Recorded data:
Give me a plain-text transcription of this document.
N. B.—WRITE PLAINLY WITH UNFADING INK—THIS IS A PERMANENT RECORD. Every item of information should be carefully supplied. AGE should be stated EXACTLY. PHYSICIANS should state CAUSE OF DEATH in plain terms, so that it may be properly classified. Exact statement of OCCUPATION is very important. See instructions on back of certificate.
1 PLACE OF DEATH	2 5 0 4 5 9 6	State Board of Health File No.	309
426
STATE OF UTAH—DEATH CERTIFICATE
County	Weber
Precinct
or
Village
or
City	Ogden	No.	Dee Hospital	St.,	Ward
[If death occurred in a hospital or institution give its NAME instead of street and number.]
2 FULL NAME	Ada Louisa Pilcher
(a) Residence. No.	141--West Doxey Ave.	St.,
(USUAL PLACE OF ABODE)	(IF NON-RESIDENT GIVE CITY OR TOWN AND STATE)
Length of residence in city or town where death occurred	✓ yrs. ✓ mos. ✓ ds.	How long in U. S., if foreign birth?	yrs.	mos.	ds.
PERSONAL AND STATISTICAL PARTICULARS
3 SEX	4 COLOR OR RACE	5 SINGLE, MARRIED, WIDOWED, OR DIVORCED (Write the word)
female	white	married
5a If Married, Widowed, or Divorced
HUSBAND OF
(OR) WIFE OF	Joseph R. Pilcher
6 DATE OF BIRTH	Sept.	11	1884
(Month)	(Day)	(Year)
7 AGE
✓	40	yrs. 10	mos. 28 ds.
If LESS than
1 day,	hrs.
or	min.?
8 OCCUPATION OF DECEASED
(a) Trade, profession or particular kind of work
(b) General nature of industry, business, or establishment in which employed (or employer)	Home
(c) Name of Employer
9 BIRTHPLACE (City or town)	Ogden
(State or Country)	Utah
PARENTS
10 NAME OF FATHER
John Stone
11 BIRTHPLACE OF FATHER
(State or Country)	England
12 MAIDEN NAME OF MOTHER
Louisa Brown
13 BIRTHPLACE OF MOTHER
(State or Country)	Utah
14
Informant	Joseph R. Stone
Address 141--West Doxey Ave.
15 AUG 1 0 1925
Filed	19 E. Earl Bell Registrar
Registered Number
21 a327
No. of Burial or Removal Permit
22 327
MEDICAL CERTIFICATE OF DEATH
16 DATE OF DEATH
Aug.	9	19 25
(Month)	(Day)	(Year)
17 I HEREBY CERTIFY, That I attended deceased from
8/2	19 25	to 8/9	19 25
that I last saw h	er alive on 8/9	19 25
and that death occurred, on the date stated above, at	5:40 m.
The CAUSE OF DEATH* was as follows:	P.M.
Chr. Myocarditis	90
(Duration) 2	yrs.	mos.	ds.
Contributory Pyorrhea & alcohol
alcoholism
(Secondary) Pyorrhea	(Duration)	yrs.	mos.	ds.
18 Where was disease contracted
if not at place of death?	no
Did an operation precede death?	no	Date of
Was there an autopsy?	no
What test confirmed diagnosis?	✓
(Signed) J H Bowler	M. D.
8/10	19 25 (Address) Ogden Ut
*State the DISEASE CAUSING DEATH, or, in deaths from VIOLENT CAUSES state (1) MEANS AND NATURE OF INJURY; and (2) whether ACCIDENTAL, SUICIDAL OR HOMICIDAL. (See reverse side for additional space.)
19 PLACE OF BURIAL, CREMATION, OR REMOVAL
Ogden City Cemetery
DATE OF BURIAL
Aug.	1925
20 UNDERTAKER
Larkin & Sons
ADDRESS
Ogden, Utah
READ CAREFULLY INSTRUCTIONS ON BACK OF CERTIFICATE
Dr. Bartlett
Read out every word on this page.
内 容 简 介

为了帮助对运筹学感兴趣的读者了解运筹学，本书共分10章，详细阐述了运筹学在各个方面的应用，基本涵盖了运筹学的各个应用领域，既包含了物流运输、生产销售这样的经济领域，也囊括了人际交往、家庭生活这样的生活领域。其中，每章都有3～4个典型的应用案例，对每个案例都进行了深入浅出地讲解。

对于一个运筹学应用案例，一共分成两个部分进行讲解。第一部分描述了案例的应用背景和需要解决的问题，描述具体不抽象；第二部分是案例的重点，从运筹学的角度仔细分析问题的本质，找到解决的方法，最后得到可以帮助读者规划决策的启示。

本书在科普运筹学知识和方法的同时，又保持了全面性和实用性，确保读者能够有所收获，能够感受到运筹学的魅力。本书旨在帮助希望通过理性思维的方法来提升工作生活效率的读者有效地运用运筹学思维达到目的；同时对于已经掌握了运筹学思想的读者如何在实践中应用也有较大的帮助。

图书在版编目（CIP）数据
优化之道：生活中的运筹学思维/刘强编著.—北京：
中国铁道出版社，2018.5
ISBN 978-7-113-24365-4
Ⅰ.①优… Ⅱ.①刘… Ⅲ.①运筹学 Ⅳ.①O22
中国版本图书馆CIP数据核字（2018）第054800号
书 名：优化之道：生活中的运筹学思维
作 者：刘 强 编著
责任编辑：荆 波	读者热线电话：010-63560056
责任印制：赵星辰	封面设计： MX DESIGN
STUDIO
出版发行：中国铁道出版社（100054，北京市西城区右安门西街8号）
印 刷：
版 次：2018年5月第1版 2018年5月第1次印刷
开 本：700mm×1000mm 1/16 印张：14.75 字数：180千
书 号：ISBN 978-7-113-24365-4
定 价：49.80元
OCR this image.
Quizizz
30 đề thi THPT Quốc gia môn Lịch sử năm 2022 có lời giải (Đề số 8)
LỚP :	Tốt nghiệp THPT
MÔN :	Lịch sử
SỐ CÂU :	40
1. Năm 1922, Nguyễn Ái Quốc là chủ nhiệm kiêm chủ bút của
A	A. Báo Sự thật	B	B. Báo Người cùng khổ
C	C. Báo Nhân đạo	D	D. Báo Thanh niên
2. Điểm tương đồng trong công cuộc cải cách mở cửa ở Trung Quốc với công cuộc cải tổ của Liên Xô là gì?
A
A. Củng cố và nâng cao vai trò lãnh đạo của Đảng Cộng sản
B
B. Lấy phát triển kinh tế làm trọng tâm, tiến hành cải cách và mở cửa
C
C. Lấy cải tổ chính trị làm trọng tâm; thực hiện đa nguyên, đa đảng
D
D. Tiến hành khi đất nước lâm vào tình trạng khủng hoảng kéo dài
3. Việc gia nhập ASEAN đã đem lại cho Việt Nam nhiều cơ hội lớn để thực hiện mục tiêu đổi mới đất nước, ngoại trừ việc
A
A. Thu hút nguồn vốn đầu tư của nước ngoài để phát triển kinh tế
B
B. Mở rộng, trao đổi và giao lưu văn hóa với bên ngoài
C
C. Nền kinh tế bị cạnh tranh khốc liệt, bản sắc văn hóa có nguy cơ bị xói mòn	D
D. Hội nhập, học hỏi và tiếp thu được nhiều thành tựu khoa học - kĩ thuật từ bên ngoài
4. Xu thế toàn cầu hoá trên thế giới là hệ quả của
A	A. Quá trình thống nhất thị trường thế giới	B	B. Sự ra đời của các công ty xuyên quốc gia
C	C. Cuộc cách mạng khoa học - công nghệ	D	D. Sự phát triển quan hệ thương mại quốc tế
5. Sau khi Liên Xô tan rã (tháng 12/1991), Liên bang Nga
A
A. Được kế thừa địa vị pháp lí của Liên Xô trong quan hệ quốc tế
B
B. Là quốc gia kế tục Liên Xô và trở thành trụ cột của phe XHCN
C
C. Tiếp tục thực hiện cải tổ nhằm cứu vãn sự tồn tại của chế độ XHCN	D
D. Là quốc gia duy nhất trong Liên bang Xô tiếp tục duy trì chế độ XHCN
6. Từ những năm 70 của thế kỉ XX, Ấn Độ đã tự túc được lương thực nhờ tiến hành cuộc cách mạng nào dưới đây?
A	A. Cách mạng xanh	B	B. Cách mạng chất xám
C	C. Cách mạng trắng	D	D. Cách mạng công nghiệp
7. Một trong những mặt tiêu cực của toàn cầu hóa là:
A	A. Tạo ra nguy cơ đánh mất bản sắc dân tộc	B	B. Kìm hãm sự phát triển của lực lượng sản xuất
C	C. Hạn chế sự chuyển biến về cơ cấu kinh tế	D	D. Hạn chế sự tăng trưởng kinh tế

## THE PROBLEM:
Repeat exactly the lines above, starting with the line that contains "OCR this image." and ending with the last line, both included, and nothing else.

## TASK RESULT:
OCR this image.
Quizizz
30 đề thi THPT Quốc gia môn Lịch sử năm 2022 có lời giải (Đề số 8)
LỚP :	Tốt nghiệp THPT
MÔN :	Lịch sử
SỐ CÂU :	40
1. Năm 1922, Nguyễn Ái Quốc là chủ nhiệm kiêm chủ bút của
A	A. Báo Sự thật	B	B. Báo Người cùng khổ
C	C. Báo Nhân đạo	D	D. Báo Thanh niên
2. Điểm tương đồng trong công cuộc cải cách mở cửa ở Trung Quốc với công cuộc cải tổ của Liên Xô là gì?
A
A. Củng cố và nâng cao vai trò lãnh đạo của Đảng Cộng sản
B
B. Lấy phát triển kinh tế làm trọng tâm, tiến hành cải cách và mở cửa
C
C. Lấy cải tổ chính trị làm trọng tâm; thực hiện đa nguyên, đa đảng
D
D. Tiến hành khi đất nước lâm vào tình trạng khủng hoảng kéo dài
3. Việc gia nhập ASEAN đã đem lại cho Việt Nam nhiều cơ hội lớn để thực hiện mục tiêu đổi mới đất nước, ngoại trừ việc
A
A. Thu hút nguồn vốn đầu tư của nước ngoài để phát triển kinh tế
B
B. Mở rộng, trao đổi và giao lưu văn hóa với bên ngoài
C
C. Nền kinh tế bị cạnh tranh khốc liệt, bản sắc văn hóa có nguy cơ bị xói mòn	D
D. Hội nhập, học hỏi và tiếp thu được nhiều thành tựu khoa học - kĩ thuật từ bên ngoài
4. Xu thế toàn cầu hoá trên thế giới là hệ quả của
A	A. Quá trình thống nhất thị trường thế giới	B	B. Sự ra đời của các công ty xuyên quốc gia
C	C. Cuộc cách mạng khoa học - công nghệ	D	D. Sự phát triển quan hệ thương mại quốc tế
5. Sau khi Liên Xô tan rã (tháng 12/1991), Liên bang Nga
A
A. Được kế thừa địa vị pháp lí của Liên Xô trong quan hệ quốc tế
B
B. Là quốc gia kế tục Liên Xô và trở thành trụ cột của phe XHCN
C
C. Tiếp tục thực hiện cải tổ nhằm cứu vãn sự tồn tại của chế độ XHCN	D
D. Là quốc gia duy nhất trong Liên bang Xô tiếp tục duy trì chế độ XHCN
6. Từ những năm 70 của thế kỉ XX, Ấn Độ đã tự túc được lương thực nhờ tiến hành cuộc cách mạng nào dưới đây?
A	A. Cách mạng xanh	B	B. Cách mạng chất xám
C	C. Cách mạng trắng	D	D. Cách mạng công nghiệp
7. Một trong những mặt tiêu cực của toàn cầu hóa là:
A	A. Tạo ra nguy cơ đánh mất bản sắc dân tộc	B	B. Kìm hãm sự phát triển của lực lượng sản xuất
C	C. Hạn chế sự chuyển biến về cơ cấu kinh tế	D	D. Hạn chế sự tăng trưởng kinh tế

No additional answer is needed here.